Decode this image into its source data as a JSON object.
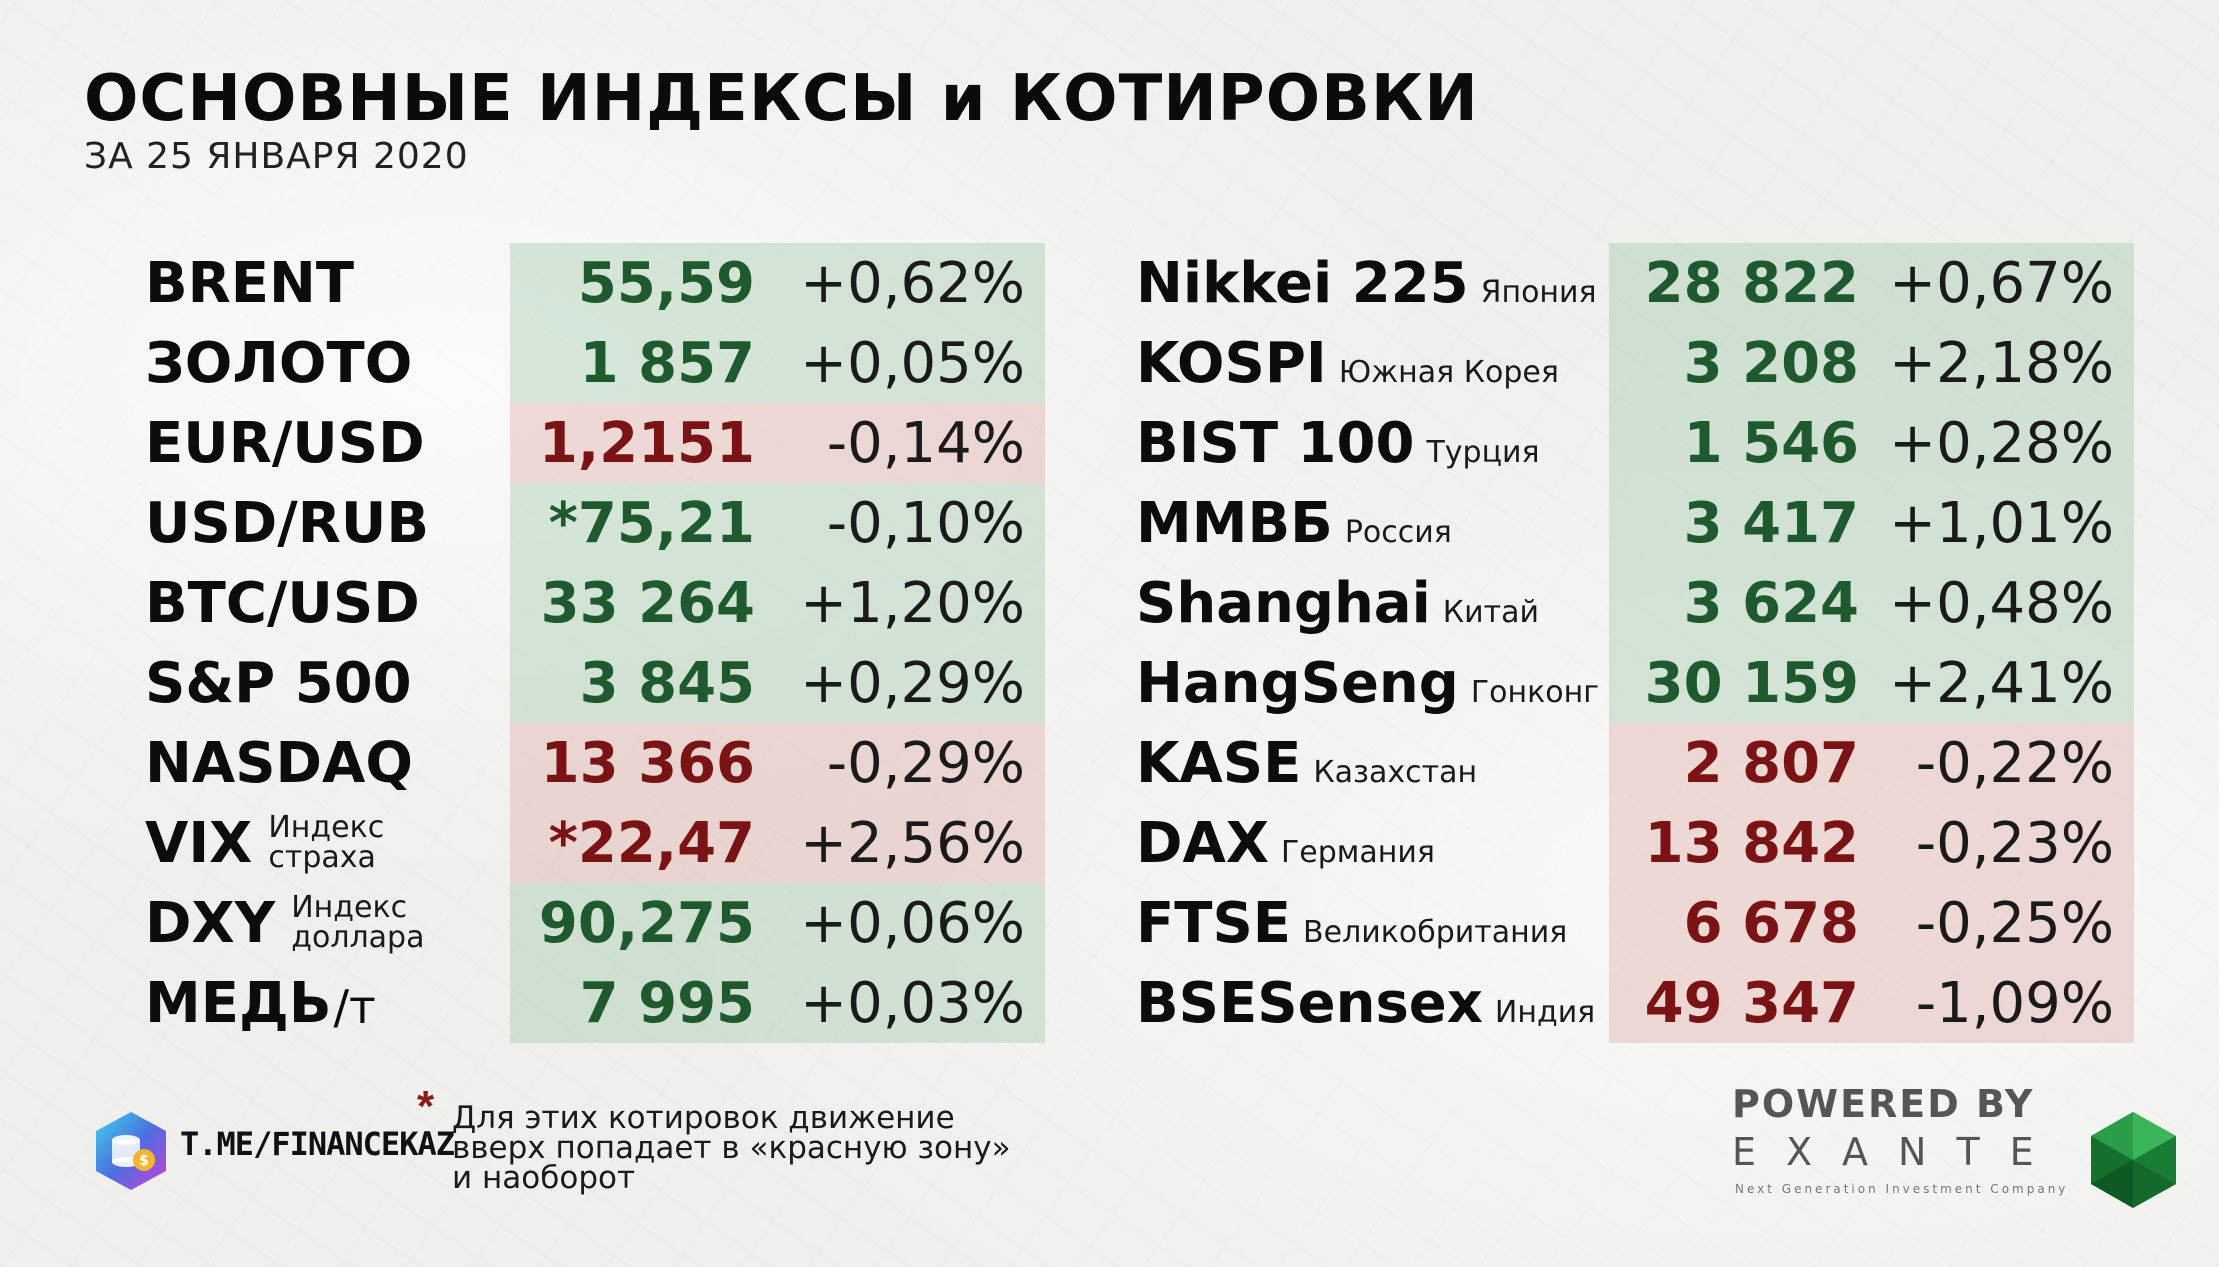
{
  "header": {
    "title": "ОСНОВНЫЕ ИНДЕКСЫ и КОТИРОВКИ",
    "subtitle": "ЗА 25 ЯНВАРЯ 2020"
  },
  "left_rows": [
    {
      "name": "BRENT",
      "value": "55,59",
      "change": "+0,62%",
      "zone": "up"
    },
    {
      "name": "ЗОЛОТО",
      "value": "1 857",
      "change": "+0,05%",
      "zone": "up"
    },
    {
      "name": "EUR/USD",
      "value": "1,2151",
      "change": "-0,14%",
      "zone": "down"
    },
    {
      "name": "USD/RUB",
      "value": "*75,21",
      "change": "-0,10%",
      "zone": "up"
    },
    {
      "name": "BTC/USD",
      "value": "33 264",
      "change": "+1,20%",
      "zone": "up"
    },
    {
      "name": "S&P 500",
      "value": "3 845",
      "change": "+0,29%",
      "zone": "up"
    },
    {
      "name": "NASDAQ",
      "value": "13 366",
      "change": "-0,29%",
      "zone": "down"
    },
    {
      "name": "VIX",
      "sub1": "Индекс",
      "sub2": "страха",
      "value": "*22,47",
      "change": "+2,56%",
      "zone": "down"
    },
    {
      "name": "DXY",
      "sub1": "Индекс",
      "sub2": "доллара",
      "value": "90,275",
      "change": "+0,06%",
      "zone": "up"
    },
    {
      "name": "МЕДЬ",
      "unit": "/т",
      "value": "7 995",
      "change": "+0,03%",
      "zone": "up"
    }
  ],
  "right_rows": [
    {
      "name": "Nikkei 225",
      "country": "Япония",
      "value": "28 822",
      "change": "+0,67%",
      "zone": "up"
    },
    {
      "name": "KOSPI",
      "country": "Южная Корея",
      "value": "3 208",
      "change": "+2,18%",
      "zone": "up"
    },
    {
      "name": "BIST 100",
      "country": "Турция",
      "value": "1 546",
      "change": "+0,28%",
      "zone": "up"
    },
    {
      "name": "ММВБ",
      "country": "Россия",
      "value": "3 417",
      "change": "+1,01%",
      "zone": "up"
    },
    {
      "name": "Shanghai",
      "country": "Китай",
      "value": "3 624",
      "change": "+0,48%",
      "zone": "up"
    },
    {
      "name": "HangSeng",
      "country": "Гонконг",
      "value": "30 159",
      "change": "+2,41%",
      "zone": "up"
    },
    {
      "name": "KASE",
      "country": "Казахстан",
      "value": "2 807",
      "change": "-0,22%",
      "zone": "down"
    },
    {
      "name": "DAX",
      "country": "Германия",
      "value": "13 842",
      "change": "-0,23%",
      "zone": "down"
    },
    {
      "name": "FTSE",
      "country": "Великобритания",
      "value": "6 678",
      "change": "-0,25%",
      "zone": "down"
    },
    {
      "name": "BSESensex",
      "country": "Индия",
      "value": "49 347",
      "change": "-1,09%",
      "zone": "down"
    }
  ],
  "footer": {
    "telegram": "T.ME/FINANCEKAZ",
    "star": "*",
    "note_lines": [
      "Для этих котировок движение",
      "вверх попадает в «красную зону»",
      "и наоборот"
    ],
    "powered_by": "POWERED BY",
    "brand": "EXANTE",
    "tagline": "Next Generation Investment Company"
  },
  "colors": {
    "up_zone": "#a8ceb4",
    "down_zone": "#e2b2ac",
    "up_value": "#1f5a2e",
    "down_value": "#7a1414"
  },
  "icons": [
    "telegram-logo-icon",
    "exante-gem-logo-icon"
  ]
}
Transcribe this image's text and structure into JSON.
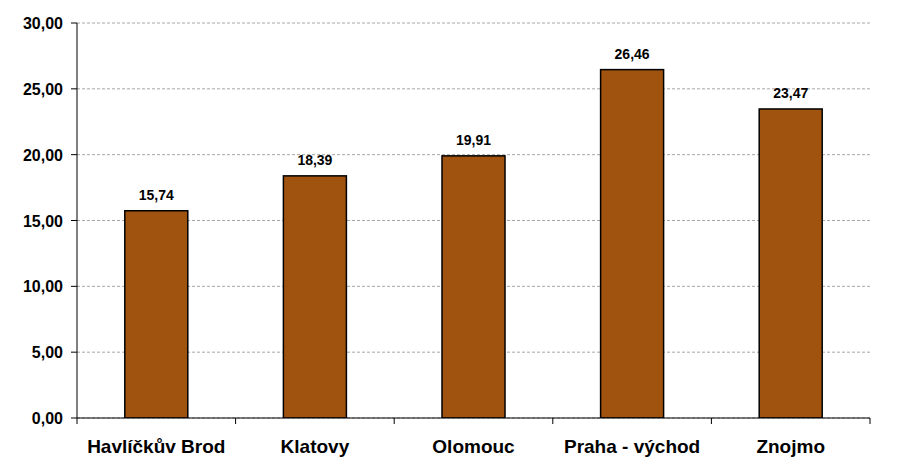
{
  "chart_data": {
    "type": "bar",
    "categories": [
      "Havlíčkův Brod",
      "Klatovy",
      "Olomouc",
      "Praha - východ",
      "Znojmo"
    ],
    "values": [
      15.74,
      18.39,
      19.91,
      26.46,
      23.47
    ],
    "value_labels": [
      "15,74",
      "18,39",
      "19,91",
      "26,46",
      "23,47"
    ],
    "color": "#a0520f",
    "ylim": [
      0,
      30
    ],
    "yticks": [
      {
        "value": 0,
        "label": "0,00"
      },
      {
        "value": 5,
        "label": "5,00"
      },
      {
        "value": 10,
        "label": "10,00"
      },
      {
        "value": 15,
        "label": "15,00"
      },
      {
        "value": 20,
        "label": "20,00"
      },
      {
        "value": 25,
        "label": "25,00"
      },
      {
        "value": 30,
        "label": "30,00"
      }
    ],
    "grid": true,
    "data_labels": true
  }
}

•••••

## GIVEN PROBLEM
Report the number of lines that include the string "into"; return nothing but the count.

## WRITTEN SOLUTION
2